◆ **出題**
栗田工業の超純水ビジネスについての文章を、最後の文の後から書き進めること。

半導体ビジネスに、いま世界的に注目が集まっていますよね。

日本の半導体メーカーはかつてと比べて今一つ元気がなく、官民挙げて投資が始まっています。

一方で日本がいまだに圧倒的に強いのが、半導体製造プロセス。最先端半導体は何十段階もの細かい製造プロセスを経て、生産されます。この領域で、様々な企業が各フェーズで世界トップシェアを取っています。

その中には、意外な企業もあります。「超純水」を提供する栗田工業です。

半導体製造工程では、各工程で洗浄作業があります。ただ超微細加工です。普通の水だと不純物が含まれるので、半導体の配線にゴミがはいり、不良品になってしまいます。

そこで栗田工業は、超純水を作る製造装置や分析装置を作っています。その純度はドーム球場一杯の水に砂糖1グラムという純度レベル。

ここで注目したいのが、栗田工業は「超純水を売っている」のではなく、「超純水をサービスとして提供している」という点です。

超純水は、生産プロセスのちょっとした変化で純度が下がります。こうなると製品の歩留まりは一気に悪化します。素早い対応が必要になります。そこで栗田工業は、生産工程に入り込んで、常に高純度の超純水を提供するようにしています。

日経ビジネス2024.9.23号に掲載されている栗田工業の特集で、このようなビジネスにした経緯が書かれています。一部抜粋します。

—(以下、引用)—

半導体メーカーからすれば、一度栗田工業の超純水設備を採用すると他社の装置に切り替えづらい。同社は顧客の信頼を得て長期的な利益につなげるという意味で、「顧客親和性」という言葉を重視する。

(中略)

装置ではなく水を売る継続課金型のサービスも広げる。保守・運用まで一体で引き受ける。10年程度の契約を結び、水野供給量に応じて収益を得る。

[ボックス注釈データ]
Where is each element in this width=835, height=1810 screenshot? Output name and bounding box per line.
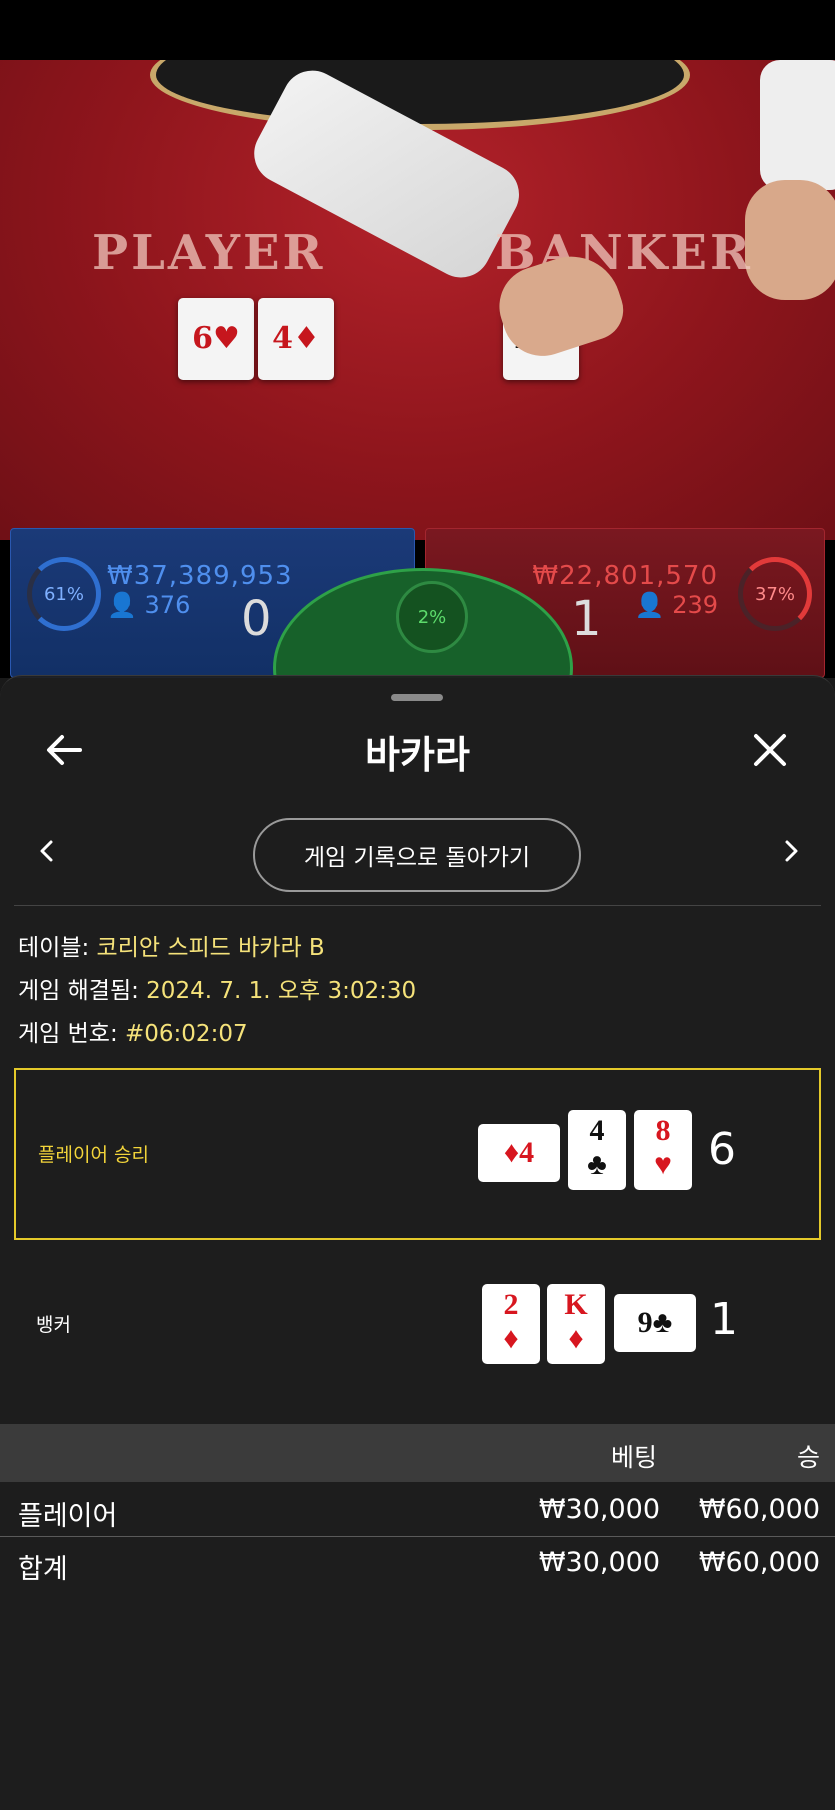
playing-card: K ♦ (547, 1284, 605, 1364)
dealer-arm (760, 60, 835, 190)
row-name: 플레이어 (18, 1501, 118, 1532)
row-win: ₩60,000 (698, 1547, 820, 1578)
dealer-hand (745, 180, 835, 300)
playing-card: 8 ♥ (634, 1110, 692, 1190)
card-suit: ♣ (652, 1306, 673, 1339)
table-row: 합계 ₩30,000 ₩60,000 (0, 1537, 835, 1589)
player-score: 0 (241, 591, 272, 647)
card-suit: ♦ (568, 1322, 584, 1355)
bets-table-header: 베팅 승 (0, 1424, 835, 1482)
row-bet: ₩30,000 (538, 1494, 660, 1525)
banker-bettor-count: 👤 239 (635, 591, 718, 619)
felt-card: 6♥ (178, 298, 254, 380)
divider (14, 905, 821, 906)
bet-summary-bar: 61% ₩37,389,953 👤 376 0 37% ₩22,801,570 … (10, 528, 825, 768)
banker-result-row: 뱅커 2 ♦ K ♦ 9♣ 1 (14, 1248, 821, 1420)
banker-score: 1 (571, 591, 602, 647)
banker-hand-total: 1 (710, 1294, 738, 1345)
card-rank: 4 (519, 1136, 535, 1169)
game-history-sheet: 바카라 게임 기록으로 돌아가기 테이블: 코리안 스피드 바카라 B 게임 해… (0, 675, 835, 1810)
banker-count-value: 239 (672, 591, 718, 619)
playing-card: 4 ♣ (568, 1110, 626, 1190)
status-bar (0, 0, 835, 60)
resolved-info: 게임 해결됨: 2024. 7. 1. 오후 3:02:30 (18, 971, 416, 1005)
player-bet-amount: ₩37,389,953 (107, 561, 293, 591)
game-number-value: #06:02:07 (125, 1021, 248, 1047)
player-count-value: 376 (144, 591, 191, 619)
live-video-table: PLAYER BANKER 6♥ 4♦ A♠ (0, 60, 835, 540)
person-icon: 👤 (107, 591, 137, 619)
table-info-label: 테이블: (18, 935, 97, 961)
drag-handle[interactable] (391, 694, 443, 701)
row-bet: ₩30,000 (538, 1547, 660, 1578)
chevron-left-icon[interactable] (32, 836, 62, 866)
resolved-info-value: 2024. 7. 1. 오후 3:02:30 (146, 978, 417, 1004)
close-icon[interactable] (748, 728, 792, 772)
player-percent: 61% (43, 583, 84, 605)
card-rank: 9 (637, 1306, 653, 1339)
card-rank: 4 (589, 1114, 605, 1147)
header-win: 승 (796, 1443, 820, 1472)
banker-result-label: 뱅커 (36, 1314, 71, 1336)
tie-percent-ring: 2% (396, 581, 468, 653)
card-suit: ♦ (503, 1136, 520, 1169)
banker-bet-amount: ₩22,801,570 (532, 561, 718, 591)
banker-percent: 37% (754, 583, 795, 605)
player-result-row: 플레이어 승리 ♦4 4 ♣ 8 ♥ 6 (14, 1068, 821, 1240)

◆ **解答**
(中略)

天野執行役は「単純なモノ売りだとレッドオーシャンから脱却できない」と語る。サービスなら装置の価格競争を避けて利益率を高められる。超純水は顧客工場の稼働にかかわらず一定量を消費するため、安定成長を見込める。

—(以上、引用)—

栗田工業は半導体工場以外にも、製油所、自動車工場、製紙工場、製鉄所、食品・飲料工場など、国内で2万件の顧客を抱えています。栗田工業の2024年3月期売上は3848億円。10年前から倍増し、営業利益率は2.8倍です。

さて、モノ製品の宿命は「コモディティ化」です。どんなに素晴らしいモノ製品も、いつか価格勝負になります。

そこでマーケティング分野で、21世紀になって急速に発展する分野が「サービスマーケティング」です。この中でも重要な概念が「製造業のサービス化」であり、それを実現するための「サービス・イノベーション」です。

サービス・イノベーションでは、長期的に顧客をより深く満足させる卓越したサービス提供の仕組みを作っていきます。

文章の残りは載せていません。